%%

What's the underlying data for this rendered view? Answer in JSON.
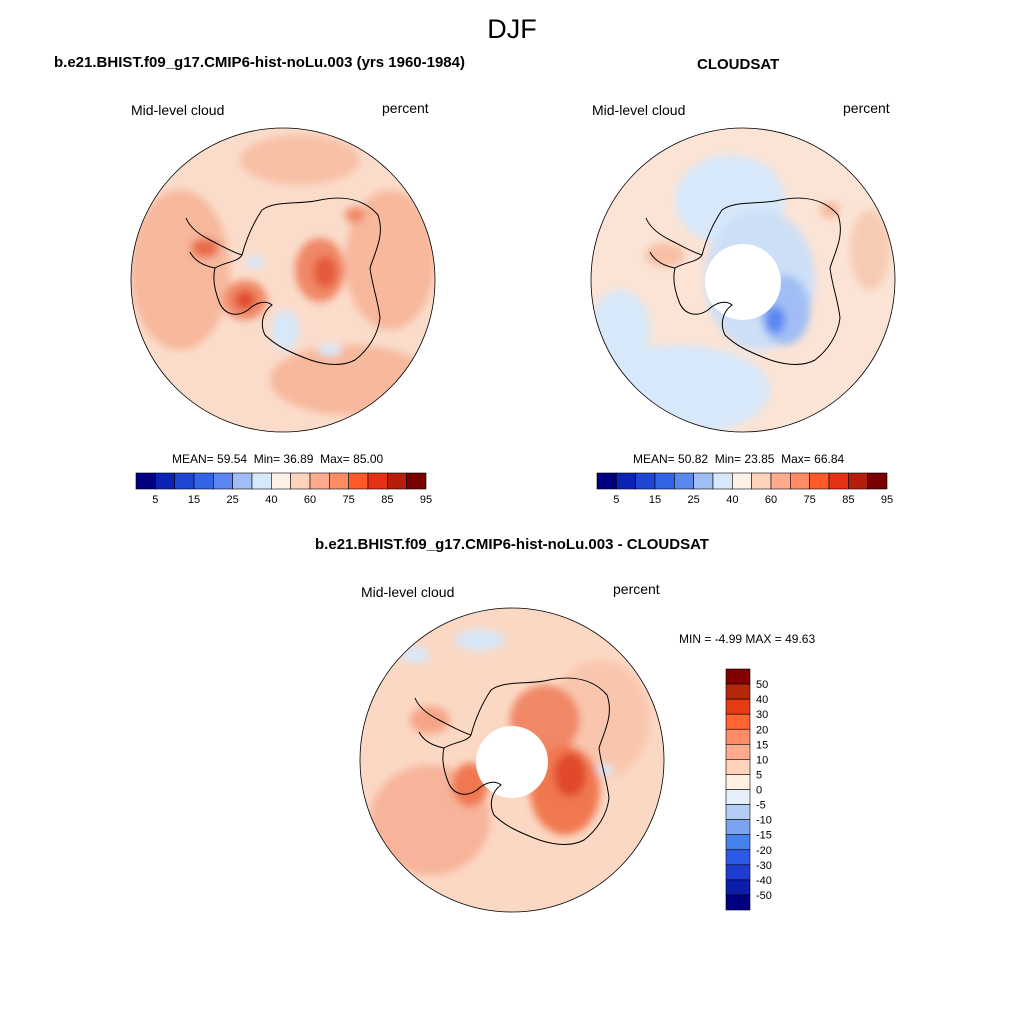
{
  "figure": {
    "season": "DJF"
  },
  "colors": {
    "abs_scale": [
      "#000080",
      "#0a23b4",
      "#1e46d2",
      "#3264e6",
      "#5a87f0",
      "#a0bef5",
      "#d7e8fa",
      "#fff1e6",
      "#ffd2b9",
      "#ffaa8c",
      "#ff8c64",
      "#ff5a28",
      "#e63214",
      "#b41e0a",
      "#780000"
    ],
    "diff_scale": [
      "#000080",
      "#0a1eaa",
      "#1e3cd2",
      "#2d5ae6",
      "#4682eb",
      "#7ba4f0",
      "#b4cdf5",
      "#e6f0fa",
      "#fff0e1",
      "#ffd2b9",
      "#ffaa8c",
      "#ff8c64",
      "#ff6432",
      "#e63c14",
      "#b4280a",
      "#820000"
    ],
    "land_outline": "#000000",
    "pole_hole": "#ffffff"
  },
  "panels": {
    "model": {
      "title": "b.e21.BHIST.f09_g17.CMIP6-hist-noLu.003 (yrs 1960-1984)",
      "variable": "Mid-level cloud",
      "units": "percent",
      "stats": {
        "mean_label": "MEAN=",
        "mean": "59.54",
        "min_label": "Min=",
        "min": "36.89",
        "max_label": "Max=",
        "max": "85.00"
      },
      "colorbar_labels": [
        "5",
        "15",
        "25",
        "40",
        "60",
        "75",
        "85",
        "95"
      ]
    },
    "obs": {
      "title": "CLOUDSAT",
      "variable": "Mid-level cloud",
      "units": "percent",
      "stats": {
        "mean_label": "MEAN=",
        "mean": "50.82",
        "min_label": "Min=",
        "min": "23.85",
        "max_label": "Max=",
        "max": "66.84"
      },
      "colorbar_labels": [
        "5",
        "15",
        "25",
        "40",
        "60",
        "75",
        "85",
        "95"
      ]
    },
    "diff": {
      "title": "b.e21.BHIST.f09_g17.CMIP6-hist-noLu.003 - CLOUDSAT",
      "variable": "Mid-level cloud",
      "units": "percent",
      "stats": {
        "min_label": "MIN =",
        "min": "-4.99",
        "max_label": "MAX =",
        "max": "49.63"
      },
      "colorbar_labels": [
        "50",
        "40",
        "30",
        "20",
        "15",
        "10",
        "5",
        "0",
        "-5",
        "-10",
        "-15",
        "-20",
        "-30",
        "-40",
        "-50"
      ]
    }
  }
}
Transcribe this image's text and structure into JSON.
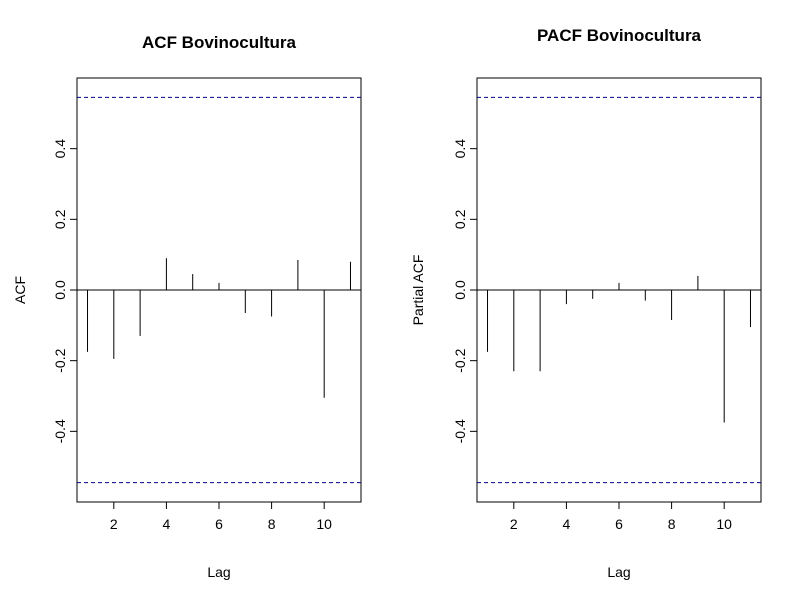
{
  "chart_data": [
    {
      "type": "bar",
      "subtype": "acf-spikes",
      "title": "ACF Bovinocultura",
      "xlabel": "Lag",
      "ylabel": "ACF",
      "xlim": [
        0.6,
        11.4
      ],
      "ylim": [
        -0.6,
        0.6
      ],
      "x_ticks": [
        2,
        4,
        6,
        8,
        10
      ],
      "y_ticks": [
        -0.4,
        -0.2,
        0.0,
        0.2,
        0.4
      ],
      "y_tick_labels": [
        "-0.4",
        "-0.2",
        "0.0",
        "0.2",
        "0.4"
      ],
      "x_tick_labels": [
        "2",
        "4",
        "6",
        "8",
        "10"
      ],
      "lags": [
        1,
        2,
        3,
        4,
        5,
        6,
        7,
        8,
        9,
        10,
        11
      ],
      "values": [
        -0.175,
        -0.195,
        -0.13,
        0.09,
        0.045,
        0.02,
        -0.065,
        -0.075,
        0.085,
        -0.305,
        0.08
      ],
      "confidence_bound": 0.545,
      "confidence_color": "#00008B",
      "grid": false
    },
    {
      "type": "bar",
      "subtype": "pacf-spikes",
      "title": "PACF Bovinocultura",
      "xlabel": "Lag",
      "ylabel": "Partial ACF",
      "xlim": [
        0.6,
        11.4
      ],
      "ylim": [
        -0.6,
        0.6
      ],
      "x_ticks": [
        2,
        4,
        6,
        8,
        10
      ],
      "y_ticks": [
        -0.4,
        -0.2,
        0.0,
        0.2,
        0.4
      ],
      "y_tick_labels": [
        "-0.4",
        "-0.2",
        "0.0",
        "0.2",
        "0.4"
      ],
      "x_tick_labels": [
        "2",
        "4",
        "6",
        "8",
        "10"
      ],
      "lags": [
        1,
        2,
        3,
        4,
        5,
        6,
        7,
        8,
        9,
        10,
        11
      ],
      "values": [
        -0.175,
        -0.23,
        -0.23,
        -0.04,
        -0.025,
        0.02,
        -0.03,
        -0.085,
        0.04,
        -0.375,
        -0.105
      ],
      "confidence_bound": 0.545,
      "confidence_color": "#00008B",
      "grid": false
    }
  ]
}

%%

Your task is to gather all lines from the entries above that hold the word "subtype".

▸ Result for this exercise
      "subtype": "acf-spikes",
      "subtype": "pacf-spikes",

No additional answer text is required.